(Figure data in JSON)
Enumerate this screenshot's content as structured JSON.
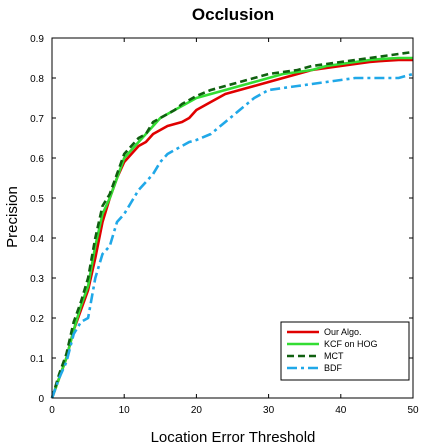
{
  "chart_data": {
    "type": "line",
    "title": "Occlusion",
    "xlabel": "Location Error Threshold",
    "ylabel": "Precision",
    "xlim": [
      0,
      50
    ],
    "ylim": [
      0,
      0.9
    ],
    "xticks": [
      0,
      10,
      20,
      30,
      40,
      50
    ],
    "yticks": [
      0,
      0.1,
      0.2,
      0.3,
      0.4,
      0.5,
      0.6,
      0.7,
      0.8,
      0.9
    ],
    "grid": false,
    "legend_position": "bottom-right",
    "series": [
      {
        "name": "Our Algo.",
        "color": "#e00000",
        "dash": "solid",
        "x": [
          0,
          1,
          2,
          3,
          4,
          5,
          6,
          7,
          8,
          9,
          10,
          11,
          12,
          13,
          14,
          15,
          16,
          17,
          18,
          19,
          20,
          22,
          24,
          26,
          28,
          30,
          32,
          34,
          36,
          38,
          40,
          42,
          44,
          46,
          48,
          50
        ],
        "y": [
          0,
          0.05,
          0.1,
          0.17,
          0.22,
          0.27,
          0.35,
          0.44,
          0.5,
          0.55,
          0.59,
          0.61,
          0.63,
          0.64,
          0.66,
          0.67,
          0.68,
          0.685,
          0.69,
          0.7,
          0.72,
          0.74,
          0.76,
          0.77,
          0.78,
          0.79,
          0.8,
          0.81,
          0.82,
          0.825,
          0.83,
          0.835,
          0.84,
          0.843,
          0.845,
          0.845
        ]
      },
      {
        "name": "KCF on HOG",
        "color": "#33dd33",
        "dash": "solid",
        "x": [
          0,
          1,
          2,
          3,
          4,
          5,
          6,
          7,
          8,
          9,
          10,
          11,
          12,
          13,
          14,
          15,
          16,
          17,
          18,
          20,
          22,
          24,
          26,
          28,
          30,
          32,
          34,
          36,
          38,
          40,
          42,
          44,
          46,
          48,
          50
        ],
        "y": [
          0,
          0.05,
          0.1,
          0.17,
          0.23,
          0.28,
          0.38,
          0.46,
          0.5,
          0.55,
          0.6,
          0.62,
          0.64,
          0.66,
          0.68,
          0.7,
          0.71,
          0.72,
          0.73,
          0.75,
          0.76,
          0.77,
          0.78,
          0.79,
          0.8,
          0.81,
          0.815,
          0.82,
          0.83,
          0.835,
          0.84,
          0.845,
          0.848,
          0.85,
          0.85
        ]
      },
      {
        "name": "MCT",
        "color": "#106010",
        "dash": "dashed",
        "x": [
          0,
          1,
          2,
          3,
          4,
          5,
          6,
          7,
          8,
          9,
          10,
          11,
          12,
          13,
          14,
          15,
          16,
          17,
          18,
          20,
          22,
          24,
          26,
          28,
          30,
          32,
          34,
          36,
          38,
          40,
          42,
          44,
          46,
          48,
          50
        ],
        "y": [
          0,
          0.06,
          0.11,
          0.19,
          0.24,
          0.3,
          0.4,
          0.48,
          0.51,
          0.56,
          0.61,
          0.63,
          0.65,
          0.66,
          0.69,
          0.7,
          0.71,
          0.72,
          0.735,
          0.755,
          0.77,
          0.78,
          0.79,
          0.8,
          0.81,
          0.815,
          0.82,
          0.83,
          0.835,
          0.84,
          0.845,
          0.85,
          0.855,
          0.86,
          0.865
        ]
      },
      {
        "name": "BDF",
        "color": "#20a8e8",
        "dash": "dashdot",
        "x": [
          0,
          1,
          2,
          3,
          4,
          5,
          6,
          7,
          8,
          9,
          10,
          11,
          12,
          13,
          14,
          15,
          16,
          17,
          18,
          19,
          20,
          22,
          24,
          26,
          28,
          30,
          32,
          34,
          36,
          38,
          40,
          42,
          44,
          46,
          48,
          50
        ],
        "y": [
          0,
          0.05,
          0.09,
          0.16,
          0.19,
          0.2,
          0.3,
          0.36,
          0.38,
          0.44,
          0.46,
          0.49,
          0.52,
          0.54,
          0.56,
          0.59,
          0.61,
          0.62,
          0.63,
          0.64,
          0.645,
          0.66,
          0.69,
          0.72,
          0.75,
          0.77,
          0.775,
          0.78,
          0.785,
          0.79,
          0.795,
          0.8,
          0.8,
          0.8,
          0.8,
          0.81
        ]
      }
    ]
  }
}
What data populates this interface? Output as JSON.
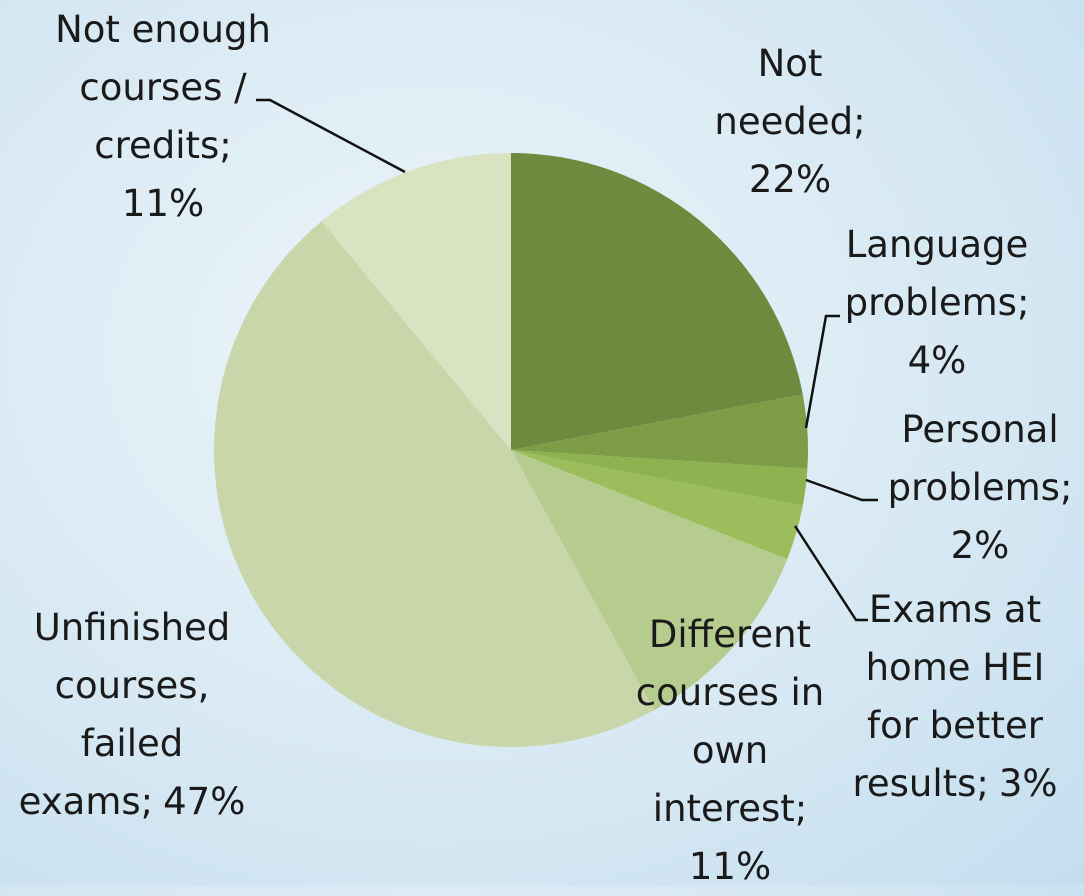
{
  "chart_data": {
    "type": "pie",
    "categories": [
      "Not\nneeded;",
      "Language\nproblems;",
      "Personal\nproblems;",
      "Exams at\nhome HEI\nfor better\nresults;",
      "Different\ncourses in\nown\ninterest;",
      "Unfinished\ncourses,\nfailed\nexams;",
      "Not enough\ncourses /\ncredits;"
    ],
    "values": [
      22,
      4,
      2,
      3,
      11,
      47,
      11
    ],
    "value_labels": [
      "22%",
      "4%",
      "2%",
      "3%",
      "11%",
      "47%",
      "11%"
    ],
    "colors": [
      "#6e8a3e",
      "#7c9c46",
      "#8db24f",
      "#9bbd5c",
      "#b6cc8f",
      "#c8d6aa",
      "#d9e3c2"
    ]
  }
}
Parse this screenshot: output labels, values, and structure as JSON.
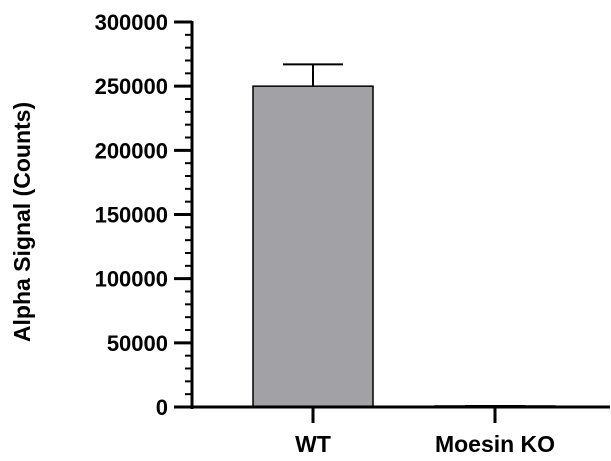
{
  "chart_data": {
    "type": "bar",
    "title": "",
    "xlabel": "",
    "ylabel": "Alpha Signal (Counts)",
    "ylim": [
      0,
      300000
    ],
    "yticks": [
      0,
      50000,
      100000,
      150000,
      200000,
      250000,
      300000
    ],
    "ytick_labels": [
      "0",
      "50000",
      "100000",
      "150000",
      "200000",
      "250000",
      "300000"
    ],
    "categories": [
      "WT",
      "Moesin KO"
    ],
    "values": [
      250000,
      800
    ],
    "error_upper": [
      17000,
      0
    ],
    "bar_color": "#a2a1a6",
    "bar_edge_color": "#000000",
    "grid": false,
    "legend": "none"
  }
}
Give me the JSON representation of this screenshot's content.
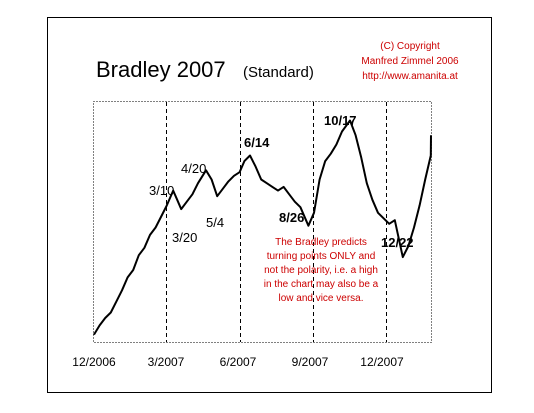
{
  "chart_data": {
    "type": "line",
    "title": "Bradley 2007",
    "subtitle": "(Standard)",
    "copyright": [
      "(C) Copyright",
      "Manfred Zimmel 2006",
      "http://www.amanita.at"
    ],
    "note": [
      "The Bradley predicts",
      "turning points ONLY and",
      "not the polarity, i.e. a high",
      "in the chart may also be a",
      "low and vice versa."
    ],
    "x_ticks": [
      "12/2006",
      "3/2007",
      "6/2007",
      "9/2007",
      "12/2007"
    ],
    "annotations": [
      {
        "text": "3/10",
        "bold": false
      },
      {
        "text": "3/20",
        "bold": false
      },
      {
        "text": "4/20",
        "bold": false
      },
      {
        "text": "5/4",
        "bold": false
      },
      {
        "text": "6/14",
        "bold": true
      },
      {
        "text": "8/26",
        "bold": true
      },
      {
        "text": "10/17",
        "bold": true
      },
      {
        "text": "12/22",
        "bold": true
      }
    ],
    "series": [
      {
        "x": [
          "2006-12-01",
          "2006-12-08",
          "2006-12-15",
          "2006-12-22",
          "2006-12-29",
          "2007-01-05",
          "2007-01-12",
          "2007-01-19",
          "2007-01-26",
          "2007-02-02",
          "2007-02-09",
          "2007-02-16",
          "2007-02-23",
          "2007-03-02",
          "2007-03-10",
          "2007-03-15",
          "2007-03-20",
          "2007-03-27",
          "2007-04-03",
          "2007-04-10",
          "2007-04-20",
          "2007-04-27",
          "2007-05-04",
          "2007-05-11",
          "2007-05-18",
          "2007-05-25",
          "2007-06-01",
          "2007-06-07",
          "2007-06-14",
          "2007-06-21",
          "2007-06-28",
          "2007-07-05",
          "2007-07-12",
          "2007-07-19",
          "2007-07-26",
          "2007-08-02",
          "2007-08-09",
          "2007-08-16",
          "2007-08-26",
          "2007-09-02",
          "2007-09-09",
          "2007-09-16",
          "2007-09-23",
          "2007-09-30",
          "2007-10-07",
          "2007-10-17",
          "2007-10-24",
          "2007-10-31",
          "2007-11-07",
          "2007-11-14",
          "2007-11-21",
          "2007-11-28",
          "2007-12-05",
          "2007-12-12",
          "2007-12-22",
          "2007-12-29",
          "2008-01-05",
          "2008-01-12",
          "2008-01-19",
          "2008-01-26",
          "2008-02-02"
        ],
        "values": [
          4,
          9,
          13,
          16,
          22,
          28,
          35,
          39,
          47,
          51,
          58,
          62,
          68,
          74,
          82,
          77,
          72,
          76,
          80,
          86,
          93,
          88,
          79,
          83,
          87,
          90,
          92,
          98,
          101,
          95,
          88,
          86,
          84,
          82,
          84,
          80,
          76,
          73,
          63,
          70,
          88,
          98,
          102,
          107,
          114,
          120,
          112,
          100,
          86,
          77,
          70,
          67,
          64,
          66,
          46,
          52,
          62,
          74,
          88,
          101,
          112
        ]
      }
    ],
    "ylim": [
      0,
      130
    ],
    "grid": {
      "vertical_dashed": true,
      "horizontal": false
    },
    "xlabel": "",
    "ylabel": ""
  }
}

WHAT YOU ARE ASKED TO DO
Return only those lines of the records that contain the string "screenshot".

REPLY
Enumerate this screenshot's content as structured JSON.
Parse this screenshot: output labels, values, and structure as JSON.
Give me the JSON representation of this screenshot's content.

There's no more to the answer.